* **What is being asked**
Skip the images and return the records below exactly.

* **Data for processing**
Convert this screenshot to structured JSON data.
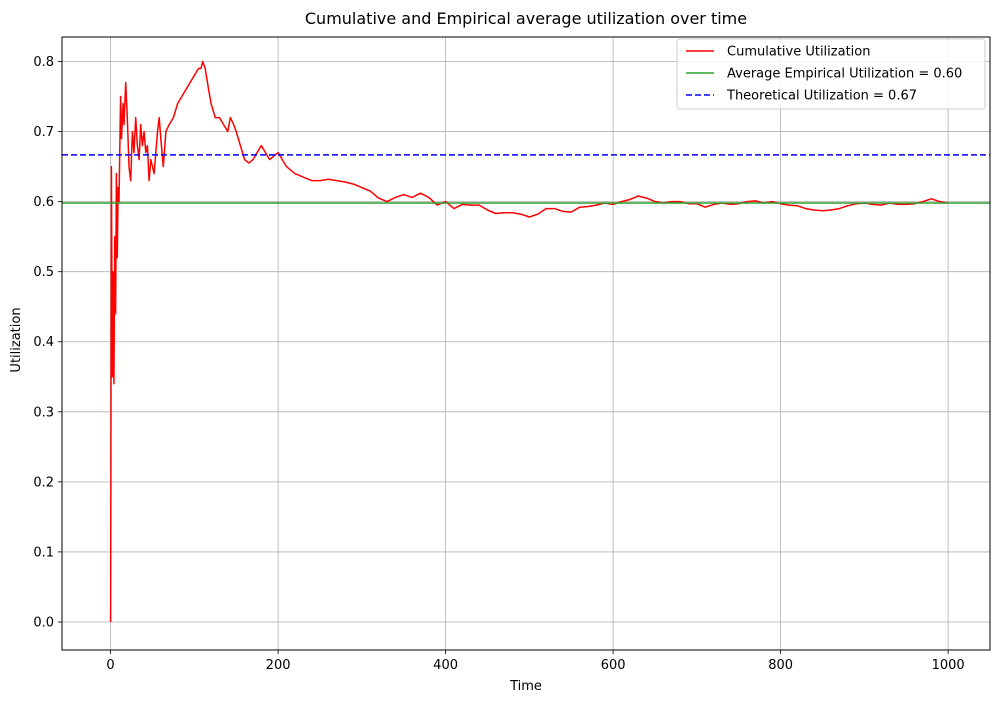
{
  "chart_data": {
    "type": "line",
    "title": "Cumulative and Empirical average utilization over time",
    "xlabel": "Time",
    "ylabel": "Utilization",
    "xlim": [
      -58,
      1050
    ],
    "ylim": [
      -0.04,
      0.835
    ],
    "xticks": [
      0,
      200,
      400,
      600,
      800,
      1000
    ],
    "xtick_labels": [
      "0",
      "200",
      "400",
      "600",
      "800",
      "1000"
    ],
    "yticks": [
      0.0,
      0.1,
      0.2,
      0.3,
      0.4,
      0.5,
      0.6,
      0.7,
      0.8
    ],
    "ytick_labels": [
      "0.0",
      "0.1",
      "0.2",
      "0.3",
      "0.4",
      "0.5",
      "0.6",
      "0.7",
      "0.8"
    ],
    "grid": true,
    "legend_position": "top-right",
    "series": [
      {
        "name": "Cumulative Utilization",
        "color": "#ff0000",
        "style": "solid",
        "x": [
          0,
          1,
          2,
          3,
          4,
          5,
          6,
          7,
          8,
          9,
          10,
          12,
          13,
          15,
          16,
          18,
          20,
          22,
          24,
          26,
          28,
          30,
          32,
          34,
          36,
          38,
          40,
          42,
          44,
          46,
          48,
          50,
          52,
          54,
          56,
          58,
          60,
          63,
          66,
          70,
          75,
          80,
          85,
          90,
          95,
          100,
          105,
          108,
          110,
          113,
          117,
          120,
          125,
          130,
          135,
          140,
          143,
          147,
          150,
          155,
          160,
          165,
          170,
          175,
          180,
          185,
          190,
          195,
          200,
          205,
          210,
          215,
          220,
          230,
          240,
          250,
          260,
          270,
          280,
          290,
          300,
          310,
          320,
          330,
          340,
          350,
          360,
          370,
          380,
          390,
          400,
          410,
          420,
          430,
          440,
          450,
          460,
          470,
          480,
          490,
          500,
          510,
          520,
          530,
          540,
          550,
          560,
          570,
          580,
          590,
          600,
          610,
          620,
          630,
          640,
          650,
          660,
          670,
          680,
          690,
          700,
          710,
          720,
          730,
          740,
          750,
          760,
          770,
          780,
          790,
          800,
          810,
          820,
          830,
          840,
          850,
          860,
          870,
          880,
          890,
          900,
          910,
          920,
          930,
          940,
          950,
          960,
          970,
          980,
          990,
          1000
        ],
        "values": [
          0.0,
          0.65,
          0.35,
          0.5,
          0.34,
          0.55,
          0.44,
          0.64,
          0.52,
          0.62,
          0.6,
          0.75,
          0.69,
          0.74,
          0.71,
          0.77,
          0.72,
          0.65,
          0.63,
          0.7,
          0.67,
          0.72,
          0.68,
          0.66,
          0.71,
          0.68,
          0.7,
          0.67,
          0.68,
          0.63,
          0.66,
          0.65,
          0.64,
          0.67,
          0.7,
          0.72,
          0.69,
          0.65,
          0.7,
          0.71,
          0.72,
          0.74,
          0.75,
          0.76,
          0.77,
          0.78,
          0.79,
          0.79,
          0.8,
          0.79,
          0.76,
          0.74,
          0.72,
          0.72,
          0.71,
          0.7,
          0.72,
          0.71,
          0.7,
          0.68,
          0.66,
          0.655,
          0.66,
          0.67,
          0.68,
          0.67,
          0.66,
          0.665,
          0.67,
          0.66,
          0.65,
          0.645,
          0.64,
          0.635,
          0.63,
          0.63,
          0.632,
          0.63,
          0.628,
          0.625,
          0.62,
          0.615,
          0.605,
          0.6,
          0.606,
          0.61,
          0.606,
          0.612,
          0.606,
          0.595,
          0.6,
          0.59,
          0.596,
          0.595,
          0.595,
          0.588,
          0.583,
          0.584,
          0.584,
          0.582,
          0.578,
          0.582,
          0.59,
          0.59,
          0.586,
          0.585,
          0.592,
          0.593,
          0.595,
          0.598,
          0.596,
          0.6,
          0.603,
          0.608,
          0.605,
          0.6,
          0.598,
          0.6,
          0.6,
          0.597,
          0.597,
          0.592,
          0.596,
          0.598,
          0.596,
          0.597,
          0.6,
          0.601,
          0.598,
          0.6,
          0.597,
          0.595,
          0.594,
          0.59,
          0.588,
          0.587,
          0.588,
          0.59,
          0.594,
          0.597,
          0.598,
          0.596,
          0.595,
          0.598,
          0.596,
          0.596,
          0.597,
          0.6,
          0.604,
          0.6,
          0.598
        ]
      },
      {
        "name": "Average Empirical Utilization = 0.60",
        "color": "#2ca02c",
        "style": "solid",
        "constant": 0.598
      },
      {
        "name": "Theoretical Utilization = 0.67",
        "color": "#0000ff",
        "style": "dashed",
        "constant": 0.6667
      }
    ]
  }
}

* **Task response**
Convert this screenshot to structured JSON data.
{
  "chart_data": {
    "type": "line",
    "title": "Cumulative and Empirical average utilization over time",
    "xlabel": "Time",
    "ylabel": "Utilization",
    "xlim": [
      -58,
      1050
    ],
    "ylim": [
      -0.04,
      0.835
    ],
    "xticks": [
      0,
      200,
      400,
      600,
      800,
      1000
    ],
    "xtick_labels": [
      "0",
      "200",
      "400",
      "600",
      "800",
      "1000"
    ],
    "yticks": [
      0.0,
      0.1,
      0.2,
      0.3,
      0.4,
      0.5,
      0.6,
      0.7,
      0.8
    ],
    "ytick_labels": [
      "0.0",
      "0.1",
      "0.2",
      "0.3",
      "0.4",
      "0.5",
      "0.6",
      "0.7",
      "0.8"
    ],
    "grid": true,
    "legend_position": "top-right",
    "series": [
      {
        "name": "Cumulative Utilization",
        "color": "#ff0000",
        "style": "solid",
        "x": [
          0,
          1,
          2,
          3,
          4,
          5,
          6,
          7,
          8,
          9,
          10,
          12,
          13,
          15,
          16,
          18,
          20,
          22,
          24,
          26,
          28,
          30,
          32,
          34,
          36,
          38,
          40,
          42,
          44,
          46,
          48,
          50,
          52,
          54,
          56,
          58,
          60,
          63,
          66,
          70,
          75,
          80,
          85,
          90,
          95,
          100,
          105,
          108,
          110,
          113,
          117,
          120,
          125,
          130,
          135,
          140,
          143,
          147,
          150,
          155,
          160,
          165,
          170,
          175,
          180,
          185,
          190,
          195,
          200,
          205,
          210,
          215,
          220,
          230,
          240,
          250,
          260,
          270,
          280,
          290,
          300,
          310,
          320,
          330,
          340,
          350,
          360,
          370,
          380,
          390,
          400,
          410,
          420,
          430,
          440,
          450,
          460,
          470,
          480,
          490,
          500,
          510,
          520,
          530,
          540,
          550,
          560,
          570,
          580,
          590,
          600,
          610,
          620,
          630,
          640,
          650,
          660,
          670,
          680,
          690,
          700,
          710,
          720,
          730,
          740,
          750,
          760,
          770,
          780,
          790,
          800,
          810,
          820,
          830,
          840,
          850,
          860,
          870,
          880,
          890,
          900,
          910,
          920,
          930,
          940,
          950,
          960,
          970,
          980,
          990,
          1000
        ],
        "values": [
          0.0,
          0.65,
          0.35,
          0.5,
          0.34,
          0.55,
          0.44,
          0.64,
          0.52,
          0.62,
          0.6,
          0.75,
          0.69,
          0.74,
          0.71,
          0.77,
          0.72,
          0.65,
          0.63,
          0.7,
          0.67,
          0.72,
          0.68,
          0.66,
          0.71,
          0.68,
          0.7,
          0.67,
          0.68,
          0.63,
          0.66,
          0.65,
          0.64,
          0.67,
          0.7,
          0.72,
          0.69,
          0.65,
          0.7,
          0.71,
          0.72,
          0.74,
          0.75,
          0.76,
          0.77,
          0.78,
          0.79,
          0.79,
          0.8,
          0.79,
          0.76,
          0.74,
          0.72,
          0.72,
          0.71,
          0.7,
          0.72,
          0.71,
          0.7,
          0.68,
          0.66,
          0.655,
          0.66,
          0.67,
          0.68,
          0.67,
          0.66,
          0.665,
          0.67,
          0.66,
          0.65,
          0.645,
          0.64,
          0.635,
          0.63,
          0.63,
          0.632,
          0.63,
          0.628,
          0.625,
          0.62,
          0.615,
          0.605,
          0.6,
          0.606,
          0.61,
          0.606,
          0.612,
          0.606,
          0.595,
          0.6,
          0.59,
          0.596,
          0.595,
          0.595,
          0.588,
          0.583,
          0.584,
          0.584,
          0.582,
          0.578,
          0.582,
          0.59,
          0.59,
          0.586,
          0.585,
          0.592,
          0.593,
          0.595,
          0.598,
          0.596,
          0.6,
          0.603,
          0.608,
          0.605,
          0.6,
          0.598,
          0.6,
          0.6,
          0.597,
          0.597,
          0.592,
          0.596,
          0.598,
          0.596,
          0.597,
          0.6,
          0.601,
          0.598,
          0.6,
          0.597,
          0.595,
          0.594,
          0.59,
          0.588,
          0.587,
          0.588,
          0.59,
          0.594,
          0.597,
          0.598,
          0.596,
          0.595,
          0.598,
          0.596,
          0.596,
          0.597,
          0.6,
          0.604,
          0.6,
          0.598
        ]
      },
      {
        "name": "Average Empirical Utilization = 0.60",
        "color": "#2ca02c",
        "style": "solid",
        "constant": 0.598
      },
      {
        "name": "Theoretical Utilization = 0.67",
        "color": "#0000ff",
        "style": "dashed",
        "constant": 0.6667
      }
    ]
  }
}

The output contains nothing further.